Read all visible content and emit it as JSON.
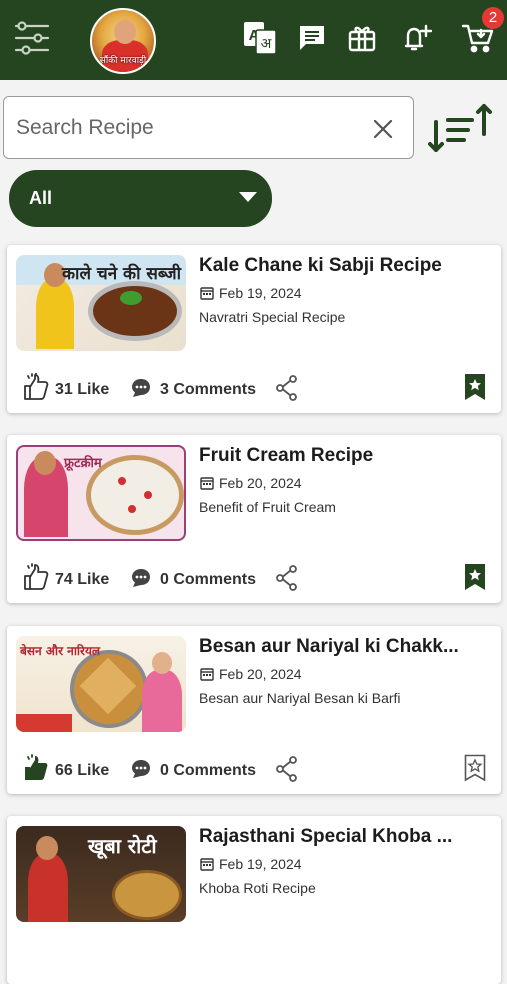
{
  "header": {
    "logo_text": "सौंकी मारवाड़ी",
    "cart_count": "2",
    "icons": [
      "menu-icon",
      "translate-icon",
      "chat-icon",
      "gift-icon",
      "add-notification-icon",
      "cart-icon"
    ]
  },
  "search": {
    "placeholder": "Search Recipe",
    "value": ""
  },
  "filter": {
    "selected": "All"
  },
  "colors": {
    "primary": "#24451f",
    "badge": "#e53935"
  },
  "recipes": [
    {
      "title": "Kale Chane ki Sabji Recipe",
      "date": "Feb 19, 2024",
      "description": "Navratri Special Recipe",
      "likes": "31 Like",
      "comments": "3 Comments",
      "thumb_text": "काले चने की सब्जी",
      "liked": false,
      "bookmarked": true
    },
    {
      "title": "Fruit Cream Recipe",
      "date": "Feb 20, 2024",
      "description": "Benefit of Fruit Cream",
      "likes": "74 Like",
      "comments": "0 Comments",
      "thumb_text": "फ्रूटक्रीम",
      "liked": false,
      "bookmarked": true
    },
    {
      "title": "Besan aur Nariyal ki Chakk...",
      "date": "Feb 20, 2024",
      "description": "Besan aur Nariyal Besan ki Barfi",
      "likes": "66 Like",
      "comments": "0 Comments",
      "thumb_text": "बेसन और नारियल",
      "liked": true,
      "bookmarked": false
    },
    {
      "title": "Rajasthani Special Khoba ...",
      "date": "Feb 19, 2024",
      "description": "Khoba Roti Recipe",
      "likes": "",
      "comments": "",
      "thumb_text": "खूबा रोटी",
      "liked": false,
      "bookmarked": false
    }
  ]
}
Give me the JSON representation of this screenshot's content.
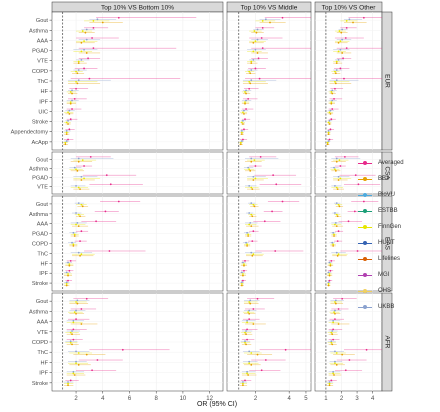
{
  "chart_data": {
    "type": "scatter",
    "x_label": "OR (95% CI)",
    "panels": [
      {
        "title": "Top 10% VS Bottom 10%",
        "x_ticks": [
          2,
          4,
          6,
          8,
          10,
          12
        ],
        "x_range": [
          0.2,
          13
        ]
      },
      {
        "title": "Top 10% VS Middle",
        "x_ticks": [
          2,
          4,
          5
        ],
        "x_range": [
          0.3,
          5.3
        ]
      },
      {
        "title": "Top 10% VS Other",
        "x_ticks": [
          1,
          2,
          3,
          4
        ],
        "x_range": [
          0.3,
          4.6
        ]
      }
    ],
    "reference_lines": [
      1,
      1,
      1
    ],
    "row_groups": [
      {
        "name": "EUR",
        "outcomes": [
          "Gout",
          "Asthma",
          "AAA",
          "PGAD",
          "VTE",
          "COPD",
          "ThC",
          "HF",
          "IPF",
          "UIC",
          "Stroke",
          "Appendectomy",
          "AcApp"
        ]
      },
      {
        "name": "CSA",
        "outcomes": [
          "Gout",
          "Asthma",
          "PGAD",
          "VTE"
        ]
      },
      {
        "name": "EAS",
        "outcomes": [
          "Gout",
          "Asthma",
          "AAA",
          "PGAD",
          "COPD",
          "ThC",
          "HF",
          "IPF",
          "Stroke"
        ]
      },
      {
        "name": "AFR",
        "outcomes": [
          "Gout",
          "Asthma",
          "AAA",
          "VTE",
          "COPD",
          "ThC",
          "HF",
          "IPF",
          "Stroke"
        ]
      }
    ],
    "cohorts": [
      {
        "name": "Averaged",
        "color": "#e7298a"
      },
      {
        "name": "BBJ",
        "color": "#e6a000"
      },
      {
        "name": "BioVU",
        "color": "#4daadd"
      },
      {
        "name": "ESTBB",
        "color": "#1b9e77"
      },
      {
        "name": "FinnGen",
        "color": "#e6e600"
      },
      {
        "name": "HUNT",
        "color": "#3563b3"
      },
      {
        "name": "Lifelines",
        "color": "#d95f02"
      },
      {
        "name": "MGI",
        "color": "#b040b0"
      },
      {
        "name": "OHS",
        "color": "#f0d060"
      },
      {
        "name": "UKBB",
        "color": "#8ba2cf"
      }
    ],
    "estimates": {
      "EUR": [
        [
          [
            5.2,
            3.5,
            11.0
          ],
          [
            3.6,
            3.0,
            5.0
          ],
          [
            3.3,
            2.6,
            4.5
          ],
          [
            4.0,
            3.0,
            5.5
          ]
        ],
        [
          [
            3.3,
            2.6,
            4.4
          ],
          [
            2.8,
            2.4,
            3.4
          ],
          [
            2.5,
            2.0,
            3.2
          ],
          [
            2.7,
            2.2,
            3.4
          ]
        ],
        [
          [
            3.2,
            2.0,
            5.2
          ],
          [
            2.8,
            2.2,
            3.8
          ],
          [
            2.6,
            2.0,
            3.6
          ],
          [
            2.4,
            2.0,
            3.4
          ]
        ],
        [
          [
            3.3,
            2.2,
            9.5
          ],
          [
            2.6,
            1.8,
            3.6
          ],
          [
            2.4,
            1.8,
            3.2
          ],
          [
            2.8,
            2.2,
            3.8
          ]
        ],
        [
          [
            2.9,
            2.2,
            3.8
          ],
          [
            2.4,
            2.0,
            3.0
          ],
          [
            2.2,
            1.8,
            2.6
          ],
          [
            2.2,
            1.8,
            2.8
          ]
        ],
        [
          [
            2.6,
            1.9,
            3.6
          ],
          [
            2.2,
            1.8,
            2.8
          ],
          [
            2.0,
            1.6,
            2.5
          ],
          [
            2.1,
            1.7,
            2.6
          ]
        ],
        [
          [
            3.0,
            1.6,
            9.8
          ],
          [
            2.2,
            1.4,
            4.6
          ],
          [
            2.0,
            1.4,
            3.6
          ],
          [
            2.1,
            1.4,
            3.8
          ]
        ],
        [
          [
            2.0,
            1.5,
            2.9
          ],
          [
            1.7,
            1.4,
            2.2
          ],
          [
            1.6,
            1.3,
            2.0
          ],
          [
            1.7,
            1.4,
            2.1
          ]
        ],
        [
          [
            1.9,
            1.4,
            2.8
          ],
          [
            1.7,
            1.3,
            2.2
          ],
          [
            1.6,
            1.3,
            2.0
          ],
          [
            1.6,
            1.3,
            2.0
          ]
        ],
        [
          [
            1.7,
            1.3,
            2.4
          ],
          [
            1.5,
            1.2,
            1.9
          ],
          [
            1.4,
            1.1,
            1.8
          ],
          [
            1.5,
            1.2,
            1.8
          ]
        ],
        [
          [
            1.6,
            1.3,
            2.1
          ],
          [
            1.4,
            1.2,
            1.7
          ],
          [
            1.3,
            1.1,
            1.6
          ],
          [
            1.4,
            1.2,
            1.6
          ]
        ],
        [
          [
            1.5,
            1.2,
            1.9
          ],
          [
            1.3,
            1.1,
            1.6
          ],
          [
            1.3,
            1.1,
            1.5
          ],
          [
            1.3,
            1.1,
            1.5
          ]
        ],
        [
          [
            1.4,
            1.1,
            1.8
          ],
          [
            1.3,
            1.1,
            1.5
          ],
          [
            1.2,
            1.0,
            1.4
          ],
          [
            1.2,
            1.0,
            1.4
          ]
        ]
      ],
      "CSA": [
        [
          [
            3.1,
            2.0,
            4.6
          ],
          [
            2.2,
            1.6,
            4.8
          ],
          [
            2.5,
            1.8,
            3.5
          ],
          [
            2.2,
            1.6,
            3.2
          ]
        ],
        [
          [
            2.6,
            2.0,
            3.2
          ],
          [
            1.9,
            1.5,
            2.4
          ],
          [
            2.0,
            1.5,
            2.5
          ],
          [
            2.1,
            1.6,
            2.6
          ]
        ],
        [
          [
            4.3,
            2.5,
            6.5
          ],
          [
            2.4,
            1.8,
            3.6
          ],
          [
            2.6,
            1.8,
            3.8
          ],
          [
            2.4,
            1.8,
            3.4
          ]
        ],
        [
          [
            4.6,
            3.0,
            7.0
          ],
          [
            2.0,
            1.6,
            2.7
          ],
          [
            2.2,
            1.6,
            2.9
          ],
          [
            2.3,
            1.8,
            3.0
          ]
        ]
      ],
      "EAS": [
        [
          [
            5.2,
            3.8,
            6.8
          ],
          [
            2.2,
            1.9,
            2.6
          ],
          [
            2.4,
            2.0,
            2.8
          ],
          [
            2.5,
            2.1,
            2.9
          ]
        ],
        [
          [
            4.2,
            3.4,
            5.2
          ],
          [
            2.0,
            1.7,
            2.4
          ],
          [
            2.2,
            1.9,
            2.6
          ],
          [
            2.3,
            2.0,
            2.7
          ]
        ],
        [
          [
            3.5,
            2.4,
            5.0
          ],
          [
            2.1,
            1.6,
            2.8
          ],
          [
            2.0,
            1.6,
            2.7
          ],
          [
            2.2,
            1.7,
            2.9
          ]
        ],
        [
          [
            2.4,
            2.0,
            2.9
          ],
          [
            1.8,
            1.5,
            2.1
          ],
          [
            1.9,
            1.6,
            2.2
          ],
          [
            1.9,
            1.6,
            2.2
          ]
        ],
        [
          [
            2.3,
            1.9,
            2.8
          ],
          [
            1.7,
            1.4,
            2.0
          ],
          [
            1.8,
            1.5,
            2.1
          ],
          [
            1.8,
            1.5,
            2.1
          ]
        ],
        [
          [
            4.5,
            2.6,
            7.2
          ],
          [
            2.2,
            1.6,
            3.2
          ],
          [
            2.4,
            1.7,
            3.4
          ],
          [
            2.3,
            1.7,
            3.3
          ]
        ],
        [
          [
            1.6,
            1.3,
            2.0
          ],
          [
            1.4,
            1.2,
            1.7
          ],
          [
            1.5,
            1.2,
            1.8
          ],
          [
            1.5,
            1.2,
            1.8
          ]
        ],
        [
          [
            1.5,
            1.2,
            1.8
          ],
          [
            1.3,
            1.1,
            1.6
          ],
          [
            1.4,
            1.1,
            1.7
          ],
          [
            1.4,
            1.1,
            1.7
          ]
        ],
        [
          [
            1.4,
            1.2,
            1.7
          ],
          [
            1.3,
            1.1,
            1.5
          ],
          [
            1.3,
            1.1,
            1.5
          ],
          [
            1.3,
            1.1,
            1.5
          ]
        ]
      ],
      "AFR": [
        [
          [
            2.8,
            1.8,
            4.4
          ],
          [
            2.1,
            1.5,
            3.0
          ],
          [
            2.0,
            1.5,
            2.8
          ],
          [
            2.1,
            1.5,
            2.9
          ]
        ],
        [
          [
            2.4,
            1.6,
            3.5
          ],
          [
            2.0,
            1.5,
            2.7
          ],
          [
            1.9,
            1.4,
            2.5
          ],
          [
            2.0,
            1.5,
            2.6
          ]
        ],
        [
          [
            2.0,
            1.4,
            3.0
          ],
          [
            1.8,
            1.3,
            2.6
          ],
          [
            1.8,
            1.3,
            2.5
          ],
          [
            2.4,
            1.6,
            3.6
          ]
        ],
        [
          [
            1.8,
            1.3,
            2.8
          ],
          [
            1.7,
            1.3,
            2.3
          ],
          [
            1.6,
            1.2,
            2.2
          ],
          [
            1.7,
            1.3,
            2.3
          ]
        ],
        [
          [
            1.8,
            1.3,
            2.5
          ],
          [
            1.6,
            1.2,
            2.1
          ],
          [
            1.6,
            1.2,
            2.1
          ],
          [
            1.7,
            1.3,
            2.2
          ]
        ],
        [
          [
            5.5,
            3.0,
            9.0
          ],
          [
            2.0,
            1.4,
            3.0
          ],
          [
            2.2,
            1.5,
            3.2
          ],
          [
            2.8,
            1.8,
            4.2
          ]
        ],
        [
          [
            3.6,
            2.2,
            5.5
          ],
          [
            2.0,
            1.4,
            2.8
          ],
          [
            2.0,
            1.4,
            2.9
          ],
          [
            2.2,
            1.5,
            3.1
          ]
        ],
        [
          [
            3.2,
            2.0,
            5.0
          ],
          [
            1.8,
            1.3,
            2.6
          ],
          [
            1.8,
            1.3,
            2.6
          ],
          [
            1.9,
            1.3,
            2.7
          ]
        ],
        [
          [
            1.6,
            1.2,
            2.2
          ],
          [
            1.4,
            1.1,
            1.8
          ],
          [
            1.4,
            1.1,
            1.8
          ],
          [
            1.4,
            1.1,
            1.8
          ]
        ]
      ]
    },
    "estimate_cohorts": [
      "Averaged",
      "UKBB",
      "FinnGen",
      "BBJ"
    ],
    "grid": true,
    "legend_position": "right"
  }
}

[Exercise aim] Check each line of the records above for the string "Nariyal", and report every line that has it.

[Final result]
      "title": "Besan aur Nariyal ki Chakk...",
      "description": "Besan aur Nariyal Besan ki Barfi",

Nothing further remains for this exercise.